(Data entries)
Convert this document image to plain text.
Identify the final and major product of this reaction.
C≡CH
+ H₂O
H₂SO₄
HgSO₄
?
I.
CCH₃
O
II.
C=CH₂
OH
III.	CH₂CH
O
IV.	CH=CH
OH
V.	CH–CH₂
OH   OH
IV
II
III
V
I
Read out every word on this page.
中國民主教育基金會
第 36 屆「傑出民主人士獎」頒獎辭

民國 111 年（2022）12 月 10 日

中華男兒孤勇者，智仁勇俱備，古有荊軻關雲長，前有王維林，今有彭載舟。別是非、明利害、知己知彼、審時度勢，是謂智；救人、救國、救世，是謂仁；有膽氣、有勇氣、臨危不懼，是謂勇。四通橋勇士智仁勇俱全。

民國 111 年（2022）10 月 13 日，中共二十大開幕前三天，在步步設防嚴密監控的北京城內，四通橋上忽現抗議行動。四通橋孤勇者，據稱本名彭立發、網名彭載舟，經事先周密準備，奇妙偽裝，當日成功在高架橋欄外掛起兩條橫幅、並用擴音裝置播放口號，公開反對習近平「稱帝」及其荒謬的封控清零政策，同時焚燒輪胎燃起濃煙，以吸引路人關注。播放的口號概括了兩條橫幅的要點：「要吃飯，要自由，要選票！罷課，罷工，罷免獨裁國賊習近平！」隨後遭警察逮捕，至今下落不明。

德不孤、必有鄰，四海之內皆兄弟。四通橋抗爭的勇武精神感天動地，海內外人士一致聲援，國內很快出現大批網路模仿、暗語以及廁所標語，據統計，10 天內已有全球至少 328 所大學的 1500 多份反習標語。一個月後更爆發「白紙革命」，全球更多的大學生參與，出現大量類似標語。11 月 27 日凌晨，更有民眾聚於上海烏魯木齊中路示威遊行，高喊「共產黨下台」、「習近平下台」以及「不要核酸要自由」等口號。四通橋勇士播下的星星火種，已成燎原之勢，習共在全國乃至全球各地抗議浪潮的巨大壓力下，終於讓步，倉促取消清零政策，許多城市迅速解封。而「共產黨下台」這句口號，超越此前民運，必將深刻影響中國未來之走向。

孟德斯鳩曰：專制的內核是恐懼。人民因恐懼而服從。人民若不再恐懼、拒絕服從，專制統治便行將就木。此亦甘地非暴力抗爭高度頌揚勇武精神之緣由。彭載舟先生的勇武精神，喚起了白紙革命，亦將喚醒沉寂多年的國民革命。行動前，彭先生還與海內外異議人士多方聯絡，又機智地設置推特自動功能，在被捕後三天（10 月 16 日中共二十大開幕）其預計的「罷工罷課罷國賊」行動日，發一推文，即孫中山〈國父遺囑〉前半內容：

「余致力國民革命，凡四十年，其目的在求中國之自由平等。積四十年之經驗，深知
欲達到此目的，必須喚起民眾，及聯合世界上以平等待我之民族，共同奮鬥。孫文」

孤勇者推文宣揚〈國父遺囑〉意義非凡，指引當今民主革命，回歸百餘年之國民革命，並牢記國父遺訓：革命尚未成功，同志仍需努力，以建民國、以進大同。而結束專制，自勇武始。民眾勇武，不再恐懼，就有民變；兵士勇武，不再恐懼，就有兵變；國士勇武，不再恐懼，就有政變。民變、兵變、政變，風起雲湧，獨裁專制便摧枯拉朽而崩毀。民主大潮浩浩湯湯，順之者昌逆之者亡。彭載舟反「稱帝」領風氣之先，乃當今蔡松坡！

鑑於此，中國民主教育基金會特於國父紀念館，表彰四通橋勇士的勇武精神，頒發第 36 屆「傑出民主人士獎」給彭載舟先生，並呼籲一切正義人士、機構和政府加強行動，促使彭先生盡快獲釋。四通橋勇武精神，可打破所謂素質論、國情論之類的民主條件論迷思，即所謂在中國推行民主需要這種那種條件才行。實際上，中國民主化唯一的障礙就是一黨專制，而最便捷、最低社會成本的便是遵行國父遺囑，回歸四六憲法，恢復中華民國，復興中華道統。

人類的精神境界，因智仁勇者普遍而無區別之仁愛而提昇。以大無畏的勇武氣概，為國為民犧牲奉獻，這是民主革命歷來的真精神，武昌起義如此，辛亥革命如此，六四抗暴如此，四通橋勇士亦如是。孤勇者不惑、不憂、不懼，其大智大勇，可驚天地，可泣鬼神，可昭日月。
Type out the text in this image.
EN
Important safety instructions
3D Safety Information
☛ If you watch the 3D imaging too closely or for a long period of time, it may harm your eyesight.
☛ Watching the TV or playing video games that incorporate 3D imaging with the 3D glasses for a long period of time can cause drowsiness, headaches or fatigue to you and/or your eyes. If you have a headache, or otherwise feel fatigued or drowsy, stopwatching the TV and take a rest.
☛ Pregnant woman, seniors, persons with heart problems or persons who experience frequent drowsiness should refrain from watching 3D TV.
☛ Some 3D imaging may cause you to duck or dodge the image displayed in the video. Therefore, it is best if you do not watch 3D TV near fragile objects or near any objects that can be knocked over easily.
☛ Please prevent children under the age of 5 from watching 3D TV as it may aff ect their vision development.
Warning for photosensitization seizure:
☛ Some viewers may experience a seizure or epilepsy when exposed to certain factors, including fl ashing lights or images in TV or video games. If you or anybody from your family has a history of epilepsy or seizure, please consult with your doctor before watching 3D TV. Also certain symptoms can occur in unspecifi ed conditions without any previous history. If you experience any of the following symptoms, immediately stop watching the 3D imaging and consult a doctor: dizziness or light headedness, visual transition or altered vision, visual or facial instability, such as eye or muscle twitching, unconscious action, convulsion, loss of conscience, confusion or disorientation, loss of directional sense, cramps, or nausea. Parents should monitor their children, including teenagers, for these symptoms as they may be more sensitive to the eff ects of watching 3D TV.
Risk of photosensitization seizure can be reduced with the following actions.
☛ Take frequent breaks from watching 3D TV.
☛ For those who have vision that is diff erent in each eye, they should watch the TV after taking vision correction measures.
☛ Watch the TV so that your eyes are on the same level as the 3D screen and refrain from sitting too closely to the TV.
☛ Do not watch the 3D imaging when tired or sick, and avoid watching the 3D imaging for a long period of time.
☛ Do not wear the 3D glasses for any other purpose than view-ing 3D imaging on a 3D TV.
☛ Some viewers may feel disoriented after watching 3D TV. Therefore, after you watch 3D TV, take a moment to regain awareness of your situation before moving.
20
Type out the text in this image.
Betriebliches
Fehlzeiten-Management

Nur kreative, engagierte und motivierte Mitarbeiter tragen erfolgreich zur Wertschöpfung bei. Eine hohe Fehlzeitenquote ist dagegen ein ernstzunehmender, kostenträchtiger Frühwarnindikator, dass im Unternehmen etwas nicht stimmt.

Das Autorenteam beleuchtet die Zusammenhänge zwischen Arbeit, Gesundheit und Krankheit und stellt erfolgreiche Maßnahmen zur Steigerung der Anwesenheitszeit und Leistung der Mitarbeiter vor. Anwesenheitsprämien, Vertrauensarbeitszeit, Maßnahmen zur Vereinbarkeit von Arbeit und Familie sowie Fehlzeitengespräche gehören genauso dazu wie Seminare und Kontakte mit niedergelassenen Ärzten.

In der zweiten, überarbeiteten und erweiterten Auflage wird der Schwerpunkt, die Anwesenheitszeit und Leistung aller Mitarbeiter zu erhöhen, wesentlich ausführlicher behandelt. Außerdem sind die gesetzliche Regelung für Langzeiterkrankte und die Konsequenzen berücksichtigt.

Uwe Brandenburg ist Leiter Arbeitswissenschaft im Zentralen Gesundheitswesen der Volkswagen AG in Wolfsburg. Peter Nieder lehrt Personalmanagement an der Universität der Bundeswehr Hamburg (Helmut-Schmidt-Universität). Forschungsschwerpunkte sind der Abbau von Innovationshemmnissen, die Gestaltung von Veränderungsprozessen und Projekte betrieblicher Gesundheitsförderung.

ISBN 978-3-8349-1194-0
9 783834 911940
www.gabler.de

> Task objective
Reproduce the material above exactly; please quote every line of it.

> Task solution
Convert this document image to plain text.
Identify the final and major product of this reaction.
C≡CH
+ H₂O
H₂SO₄
HgSO₄
?
I.
CCH₃
O
II.
C=CH₂
OH
III.	CH₂CH
O
IV.	CH=CH
OH
V.	CH–CH₂
OH   OH
IV
II
III
V
I
Read out every word on this page.
中國民主教育基金會
第 36 屆「傑出民主人士獎」頒獎辭

民國 111 年（2022）12 月 10 日

中華男兒孤勇者，智仁勇俱備，古有荊軻關雲長，前有王維林，今有彭載舟。別是非、明利害、知己知彼、審時度勢，是謂智；救人、救國、救世，是謂仁；有膽氣、有勇氣、臨危不懼，是謂勇。四通橋勇士智仁勇俱全。

民國 111 年（2022）10 月 13 日，中共二十大開幕前三天，在步步設防嚴密監控的北京城內，四通橋上忽現抗議行動。四通橋孤勇者，據稱本名彭立發、網名彭載舟，經事先周密準備，奇妙偽裝，當日成功在高架橋欄外掛起兩條橫幅、並用擴音裝置播放口號，公開反對習近平「稱帝」及其荒謬的封控清零政策，同時焚燒輪胎燃起濃煙，以吸引路人關注。播放的口號概括了兩條橫幅的要點：「要吃飯，要自由，要選票！罷課，罷工，罷免獨裁國賊習近平！」隨後遭警察逮捕，至今下落不明。

德不孤、必有鄰，四海之內皆兄弟。四通橋抗爭的勇武精神感天動地，海內外人士一致聲援，國內很快出現大批網路模仿、暗語以及廁所標語，據統計，10 天內已有全球至少 328 所大學的 1500 多份反習標語。一個月後更爆發「白紙革命」，全球更多的大學生參與，出現大量類似標語。11 月 27 日凌晨，更有民眾聚於上海烏魯木齊中路示威遊行，高喊「共產黨下台」、「習近平下台」以及「不要核酸要自由」等口號。四通橋勇士播下的星星火種，已成燎原之勢，習共在全國乃至全球各地抗議浪潮的巨大壓力下，終於讓步，倉促取消清零政策，許多城市迅速解封。而「共產黨下台」這句口號，超越此前民運，必將深刻影響中國未來之走向。

孟德斯鳩曰：專制的內核是恐懼。人民因恐懼而服從。人民若不再恐懼、拒絕服從，專制統治便行將就木。此亦甘地非暴力抗爭高度頌揚勇武精神之緣由。彭載舟先生的勇武精神，喚起了白紙革命，亦將喚醒沉寂多年的國民革命。行動前，彭先生還與海內外異議人士多方聯絡，又機智地設置推特自動功能，在被捕後三天（10 月 16 日中共二十大開幕）其預計的「罷工罷課罷國賊」行動日，發一推文，即孫中山〈國父遺囑〉前半內容：

「余致力國民革命，凡四十年，其目的在求中國之自由平等。積四十年之經驗，深知
欲達到此目的，必須喚起民眾，及聯合世界上以平等待我之民族，共同奮鬥。孫文」

孤勇者推文宣揚〈國父遺囑〉意義非凡，指引當今民主革命，回歸百餘年之國民革命，並牢記國父遺訓：革命尚未成功，同志仍需努力，以建民國、以進大同。而結束專制，自勇武始。民眾勇武，不再恐懼，就有民變；兵士勇武，不再恐懼，就有兵變；國士勇武，不再恐懼，就有政變。民變、兵變、政變，風起雲湧，獨裁專制便摧枯拉朽而崩毀。民主大潮浩浩湯湯，順之者昌逆之者亡。彭載舟反「稱帝」領風氣之先，乃當今蔡松坡！

鑑於此，中國民主教育基金會特於國父紀念館，表彰四通橋勇士的勇武精神，頒發第 36 屆「傑出民主人士獎」給彭載舟先生，並呼籲一切正義人士、機構和政府加強行動，促使彭先生盡快獲釋。四通橋勇武精神，可打破所謂素質論、國情論之類的民主條件論迷思，即所謂在中國推行民主需要這種那種條件才行。實際上，中國民主化唯一的障礙就是一黨專制，而最便捷、最低社會成本的便是遵行國父遺囑，回歸四六憲法，恢復中華民國，復興中華道統。

人類的精神境界，因智仁勇者普遍而無區別之仁愛而提昇。以大無畏的勇武氣概，為國為民犧牲奉獻，這是民主革命歷來的真精神，武昌起義如此，辛亥革命如此，六四抗暴如此，四通橋勇士亦如是。孤勇者不惑、不憂、不懼，其大智大勇，可驚天地，可泣鬼神，可昭日月。
Type out the text in this image.
EN
Important safety instructions
3D Safety Information
☛ If you watch the 3D imaging too closely or for a long period of time, it may harm your eyesight.
☛ Watching the TV or playing video games that incorporate 3D imaging with the 3D glasses for a long period of time can cause drowsiness, headaches or fatigue to you and/or your eyes. If you have a headache, or otherwise feel fatigued or drowsy, stopwatching the TV and take a rest.
☛ Pregnant woman, seniors, persons with heart problems or persons who experience frequent drowsiness should refrain from watching 3D TV.
☛ Some 3D imaging may cause you to duck or dodge the image displayed in the video. Therefore, it is best if you do not watch 3D TV near fragile objects or near any objects that can be knocked over easily.
☛ Please prevent children under the age of 5 from watching 3D TV as it may aff ect their vision development.
Warning for photosensitization seizure:
☛ Some viewers may experience a seizure or epilepsy when exposed to certain factors, including fl ashing lights or images in TV or video games. If you or anybody from your family has a history of epilepsy or seizure, please consult with your doctor before watching 3D TV. Also certain symptoms can occur in unspecifi ed conditions without any previous history. If you experience any of the following symptoms, immediately stop watching the 3D imaging and consult a doctor: dizziness or light headedness, visual transition or altered vision, visual or facial instability, such as eye or muscle twitching, unconscious action, convulsion, loss of conscience, confusion or disorientation, loss of directional sense, cramps, or nausea. Parents should monitor their children, including teenagers, for these symptoms as they may be more sensitive to the eff ects of watching 3D TV.
Risk of photosensitization seizure can be reduced with the following actions.
☛ Take frequent breaks from watching 3D TV.
☛ For those who have vision that is diff erent in each eye, they should watch the TV after taking vision correction measures.
☛ Watch the TV so that your eyes are on the same level as the 3D screen and refrain from sitting too closely to the TV.
☛ Do not watch the 3D imaging when tired or sick, and avoid watching the 3D imaging for a long period of time.
☛ Do not wear the 3D glasses for any other purpose than view-ing 3D imaging on a 3D TV.
☛ Some viewers may feel disoriented after watching 3D TV. Therefore, after you watch 3D TV, take a moment to regain awareness of your situation before moving.
20
Type out the text in this image.
Betriebliches
Fehlzeiten-Management

Nur kreative, engagierte und motivierte Mitarbeiter tragen erfolgreich zur Wertschöpfung bei. Eine hohe Fehlzeitenquote ist dagegen ein ernstzunehmender, kostenträchtiger Frühwarnindikator, dass im Unternehmen etwas nicht stimmt.

Das Autorenteam beleuchtet die Zusammenhänge zwischen Arbeit, Gesundheit und Krankheit und stellt erfolgreiche Maßnahmen zur Steigerung der Anwesenheitszeit und Leistung der Mitarbeiter vor. Anwesenheitsprämien, Vertrauensarbeitszeit, Maßnahmen zur Vereinbarkeit von Arbeit und Familie sowie Fehlzeitengespräche gehören genauso dazu wie Seminare und Kontakte mit niedergelassenen Ärzten.

In der zweiten, überarbeiteten und erweiterten Auflage wird der Schwerpunkt, die Anwesenheitszeit und Leistung aller Mitarbeiter zu erhöhen, wesentlich ausführlicher behandelt. Außerdem sind die gesetzliche Regelung für Langzeiterkrankte und die Konsequenzen berücksichtigt.

Uwe Brandenburg ist Leiter Arbeitswissenschaft im Zentralen Gesundheitswesen der Volkswagen AG in Wolfsburg. Peter Nieder lehrt Personalmanagement an der Universität der Bundeswehr Hamburg (Helmut-Schmidt-Universität). Forschungsschwerpunkte sind der Abbau von Innovationshemmnissen, die Gestaltung von Veränderungsprozessen und Projekte betrieblicher Gesundheitsförderung.

ISBN 978-3-8349-1194-0
9 783834 911940
www.gabler.de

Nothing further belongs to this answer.